Dataset records:
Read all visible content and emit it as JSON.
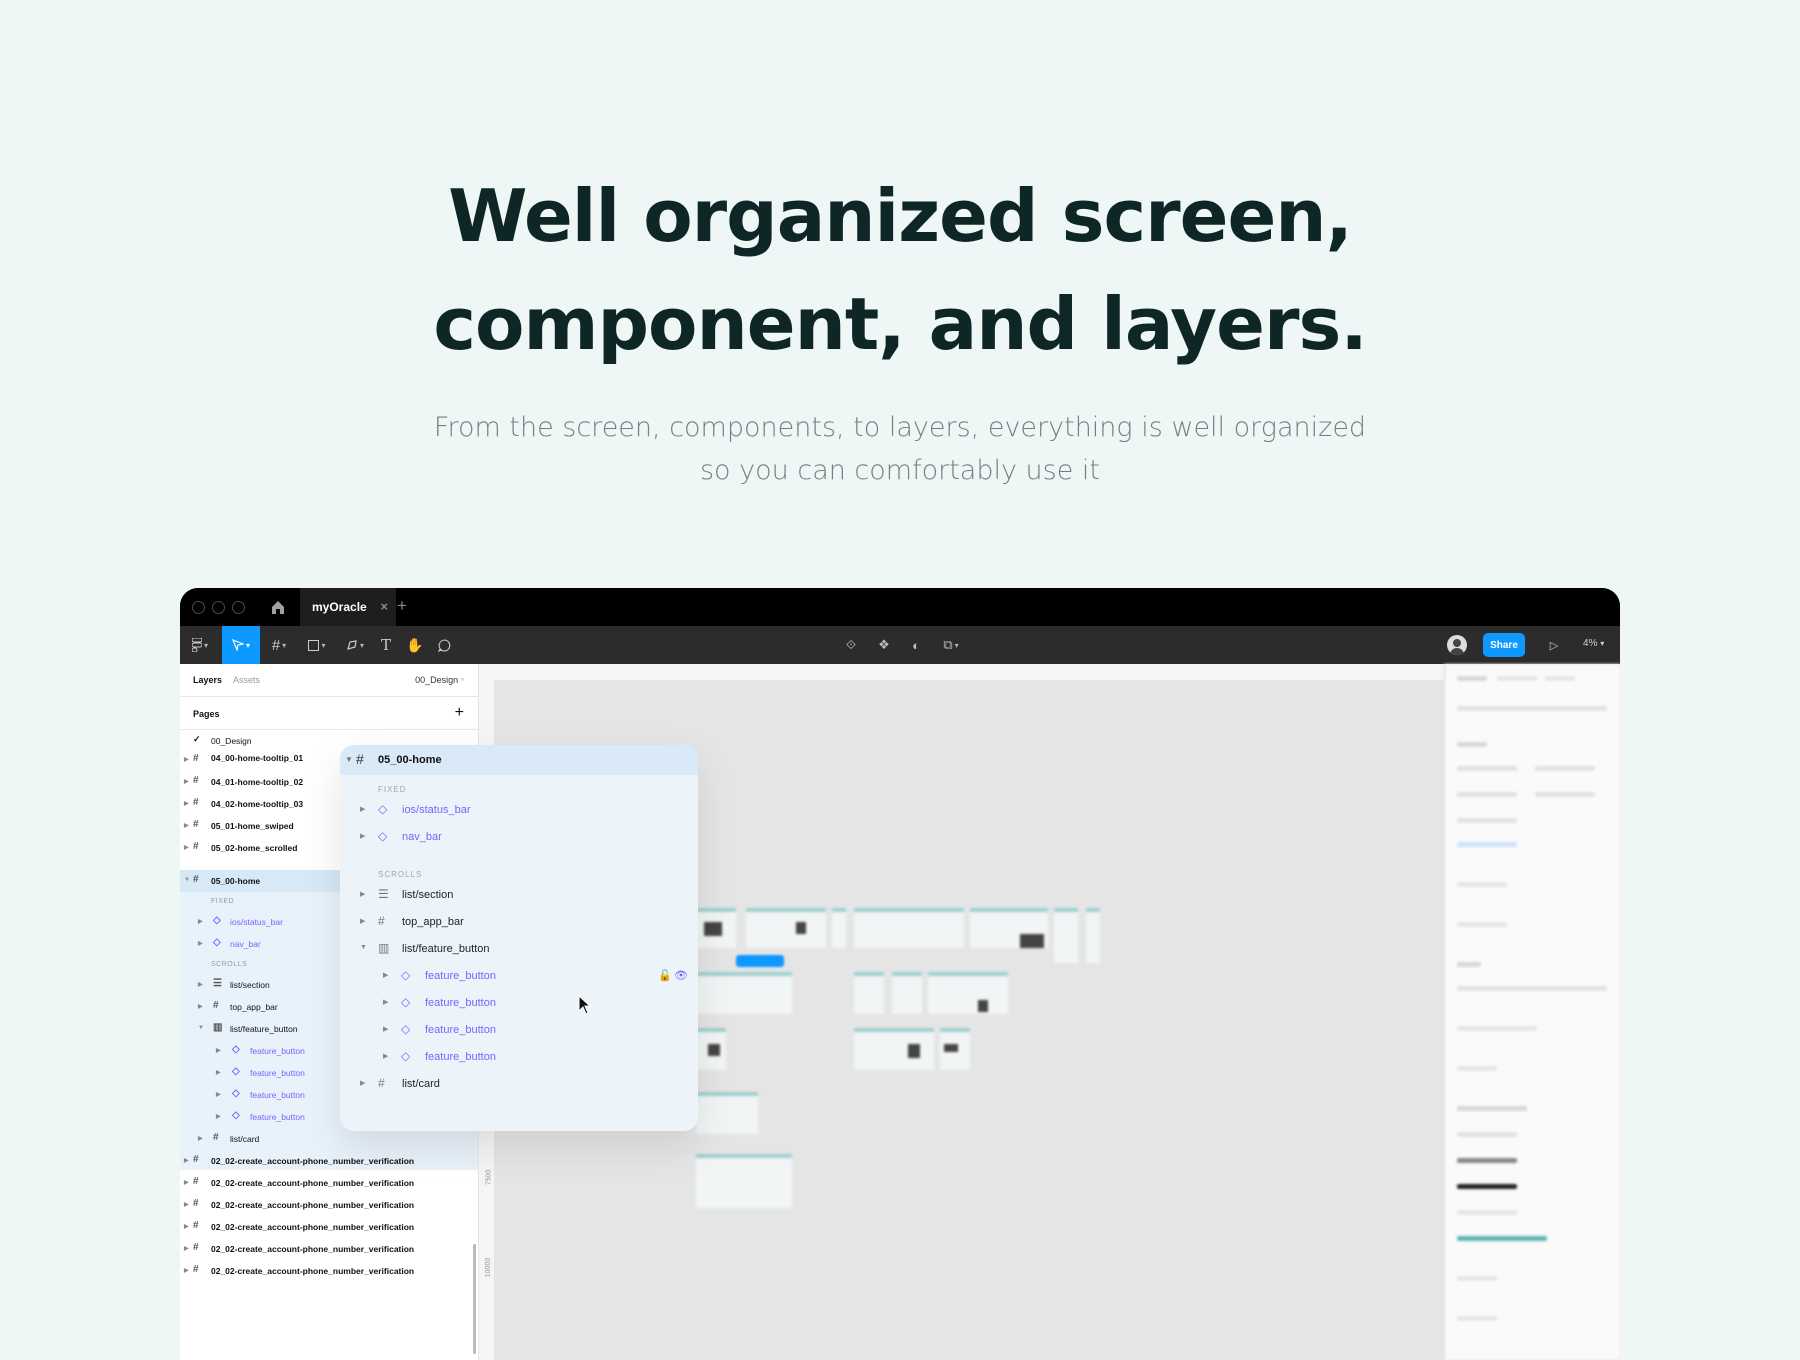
{
  "hero": {
    "title_line1": "Well organized screen,",
    "title_line2": "component, and layers.",
    "subtitle_line1": "From the screen, components, to layers, everything is well organized",
    "subtitle_line2": "so you can comfortably use it"
  },
  "app": {
    "tab_title": "myOracle",
    "share_label": "Share",
    "zoom": "4%"
  },
  "left_panel": {
    "tabs": [
      "Layers",
      "Assets"
    ],
    "current_page": "00_Design",
    "pages_label": "Pages",
    "page_item": "00_Design",
    "layers": [
      "04_00-home-tooltip_01",
      "04_01-home-tooltip_02",
      "04_02-home-tooltip_03",
      "05_01-home_swiped",
      "05_02-home_scrolled",
      "05_00-home"
    ],
    "fixed_label": "FIXED",
    "scrolls_label": "SCROLLS",
    "children": {
      "status_bar": "ios/status_bar",
      "nav_bar": "nav_bar",
      "list_section": "list/section",
      "top_app_bar": "top_app_bar",
      "list_feature_button": "list/feature_button",
      "feature_button": "feature_button",
      "list_card": "list/card"
    },
    "bottom_layers": [
      "02_02-create_account-phone_number_verification",
      "02_02-create_account-phone_number_verification",
      "02_02-create_account-phone_number_verification",
      "02_02-create_account-phone_number_verification",
      "02_02-create_account-phone_number_verification",
      "02_02-create_account-phone_number_verification"
    ]
  },
  "popup": {
    "frame": "05_00-home",
    "fixed_label": "FIXED",
    "scrolls_label": "SCROLLS",
    "status_bar": "ios/status_bar",
    "nav_bar": "nav_bar",
    "list_section": "list/section",
    "top_app_bar": "top_app_bar",
    "list_feature_button": "list/feature_button",
    "feature_buttons": [
      "feature_button",
      "feature_button",
      "feature_button",
      "feature_button"
    ],
    "list_card": "list/card"
  },
  "ruler": {
    "v_marks": [
      "7500",
      "10000"
    ]
  },
  "colors": {
    "accent": "#0d99ff",
    "component": "#7b61ff",
    "heading": "#0e2626"
  }
}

» Given problem:
Find and copy each line above that includes the string "screen".

» Complete answer:
    "title_line1": "Well organized screen,",
    "subtitle_line1": "From the screen, components, to layers, everything is well organized",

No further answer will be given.